──────── Data shown

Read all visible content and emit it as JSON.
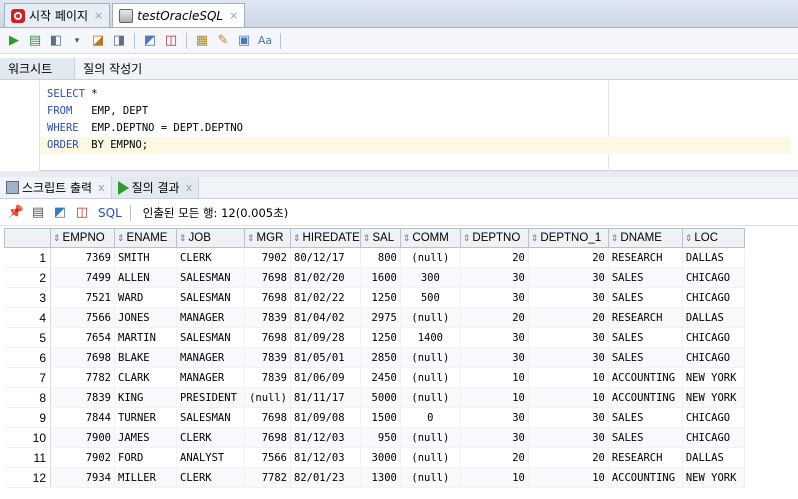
{
  "doc_tabs": [
    {
      "label": "시작 페이지",
      "active": false
    },
    {
      "label": "testOracleSQL",
      "active": true
    }
  ],
  "worksheet_tabs": [
    "워크시트",
    "질의 작성기"
  ],
  "editor": {
    "lines": [
      {
        "kw": "SELECT",
        "rest": " *"
      },
      {
        "kw": "FROM",
        "rest": "   EMP, DEPT"
      },
      {
        "kw": "WHERE",
        "rest": "  EMP.DEPTNO = DEPT.DEPTNO"
      },
      {
        "kw": "ORDER",
        "rest": "  BY EMPNO;"
      }
    ]
  },
  "result_tabs": [
    {
      "label": "스크립트 출력",
      "close": "x"
    },
    {
      "label": "질의 결과",
      "close": "x"
    }
  ],
  "result_toolbar": {
    "sql_label": "SQL",
    "status": "인출된 모든 행: 12(0.005초)"
  },
  "grid": {
    "columns": [
      "EMPNO",
      "ENAME",
      "JOB",
      "MGR",
      "HIREDATE",
      "SAL",
      "COMM",
      "DEPTNO",
      "DEPTNO_1",
      "DNAME",
      "LOC"
    ],
    "rows": [
      [
        "1",
        "7369",
        "SMITH",
        "CLERK",
        "7902",
        "80/12/17",
        "800",
        "(null)",
        "20",
        "20",
        "RESEARCH",
        "DALLAS"
      ],
      [
        "2",
        "7499",
        "ALLEN",
        "SALESMAN",
        "7698",
        "81/02/20",
        "1600",
        "300",
        "30",
        "30",
        "SALES",
        "CHICAGO"
      ],
      [
        "3",
        "7521",
        "WARD",
        "SALESMAN",
        "7698",
        "81/02/22",
        "1250",
        "500",
        "30",
        "30",
        "SALES",
        "CHICAGO"
      ],
      [
        "4",
        "7566",
        "JONES",
        "MANAGER",
        "7839",
        "81/04/02",
        "2975",
        "(null)",
        "20",
        "20",
        "RESEARCH",
        "DALLAS"
      ],
      [
        "5",
        "7654",
        "MARTIN",
        "SALESMAN",
        "7698",
        "81/09/28",
        "1250",
        "1400",
        "30",
        "30",
        "SALES",
        "CHICAGO"
      ],
      [
        "6",
        "7698",
        "BLAKE",
        "MANAGER",
        "7839",
        "81/05/01",
        "2850",
        "(null)",
        "30",
        "30",
        "SALES",
        "CHICAGO"
      ],
      [
        "7",
        "7782",
        "CLARK",
        "MANAGER",
        "7839",
        "81/06/09",
        "2450",
        "(null)",
        "10",
        "10",
        "ACCOUNTING",
        "NEW YORK"
      ],
      [
        "8",
        "7839",
        "KING",
        "PRESIDENT",
        "(null)",
        "81/11/17",
        "5000",
        "(null)",
        "10",
        "10",
        "ACCOUNTING",
        "NEW YORK"
      ],
      [
        "9",
        "7844",
        "TURNER",
        "SALESMAN",
        "7698",
        "81/09/08",
        "1500",
        "0",
        "30",
        "30",
        "SALES",
        "CHICAGO"
      ],
      [
        "10",
        "7900",
        "JAMES",
        "CLERK",
        "7698",
        "81/12/03",
        "950",
        "(null)",
        "30",
        "30",
        "SALES",
        "CHICAGO"
      ],
      [
        "11",
        "7902",
        "FORD",
        "ANALYST",
        "7566",
        "81/12/03",
        "3000",
        "(null)",
        "20",
        "20",
        "RESEARCH",
        "DALLAS"
      ],
      [
        "12",
        "7934",
        "MILLER",
        "CLERK",
        "7782",
        "82/01/23",
        "1300",
        "(null)",
        "10",
        "10",
        "ACCOUNTING",
        "NEW YORK"
      ]
    ]
  }
}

────────────────

### Task brief:
Transcribe the entries above verbatim, omitting their pictures.

### Full response:
Read all visible content and emit it as JSON.
{
  "doc_tabs": [
    {
      "label": "시작 페이지",
      "active": false
    },
    {
      "label": "testOracleSQL",
      "active": true
    }
  ],
  "worksheet_tabs": [
    "워크시트",
    "질의 작성기"
  ],
  "editor": {
    "lines": [
      {
        "kw": "SELECT",
        "rest": " *"
      },
      {
        "kw": "FROM",
        "rest": "   EMP, DEPT"
      },
      {
        "kw": "WHERE",
        "rest": "  EMP.DEPTNO = DEPT.DEPTNO"
      },
      {
        "kw": "ORDER",
        "rest": "  BY EMPNO;"
      }
    ]
  },
  "result_tabs": [
    {
      "label": "스크립트 출력",
      "close": "x"
    },
    {
      "label": "질의 결과",
      "close": "x"
    }
  ],
  "result_toolbar": {
    "sql_label": "SQL",
    "status": "인출된 모든 행: 12(0.005초)"
  },
  "grid": {
    "columns": [
      "EMPNO",
      "ENAME",
      "JOB",
      "MGR",
      "HIREDATE",
      "SAL",
      "COMM",
      "DEPTNO",
      "DEPTNO_1",
      "DNAME",
      "LOC"
    ],
    "rows": [
      [
        "1",
        "7369",
        "SMITH",
        "CLERK",
        "7902",
        "80/12/17",
        "800",
        "(null)",
        "20",
        "20",
        "RESEARCH",
        "DALLAS"
      ],
      [
        "2",
        "7499",
        "ALLEN",
        "SALESMAN",
        "7698",
        "81/02/20",
        "1600",
        "300",
        "30",
        "30",
        "SALES",
        "CHICAGO"
      ],
      [
        "3",
        "7521",
        "WARD",
        "SALESMAN",
        "7698",
        "81/02/22",
        "1250",
        "500",
        "30",
        "30",
        "SALES",
        "CHICAGO"
      ],
      [
        "4",
        "7566",
        "JONES",
        "MANAGER",
        "7839",
        "81/04/02",
        "2975",
        "(null)",
        "20",
        "20",
        "RESEARCH",
        "DALLAS"
      ],
      [
        "5",
        "7654",
        "MARTIN",
        "SALESMAN",
        "7698",
        "81/09/28",
        "1250",
        "1400",
        "30",
        "30",
        "SALES",
        "CHICAGO"
      ],
      [
        "6",
        "7698",
        "BLAKE",
        "MANAGER",
        "7839",
        "81/05/01",
        "2850",
        "(null)",
        "30",
        "30",
        "SALES",
        "CHICAGO"
      ],
      [
        "7",
        "7782",
        "CLARK",
        "MANAGER",
        "7839",
        "81/06/09",
        "2450",
        "(null)",
        "10",
        "10",
        "ACCOUNTING",
        "NEW YORK"
      ],
      [
        "8",
        "7839",
        "KING",
        "PRESIDENT",
        "(null)",
        "81/11/17",
        "5000",
        "(null)",
        "10",
        "10",
        "ACCOUNTING",
        "NEW YORK"
      ],
      [
        "9",
        "7844",
        "TURNER",
        "SALESMAN",
        "7698",
        "81/09/08",
        "1500",
        "0",
        "30",
        "30",
        "SALES",
        "CHICAGO"
      ],
      [
        "10",
        "7900",
        "JAMES",
        "CLERK",
        "7698",
        "81/12/03",
        "950",
        "(null)",
        "30",
        "30",
        "SALES",
        "CHICAGO"
      ],
      [
        "11",
        "7902",
        "FORD",
        "ANALYST",
        "7566",
        "81/12/03",
        "3000",
        "(null)",
        "20",
        "20",
        "RESEARCH",
        "DALLAS"
      ],
      [
        "12",
        "7934",
        "MILLER",
        "CLERK",
        "7782",
        "82/01/23",
        "1300",
        "(null)",
        "10",
        "10",
        "ACCOUNTING",
        "NEW YORK"
      ]
    ]
  }
}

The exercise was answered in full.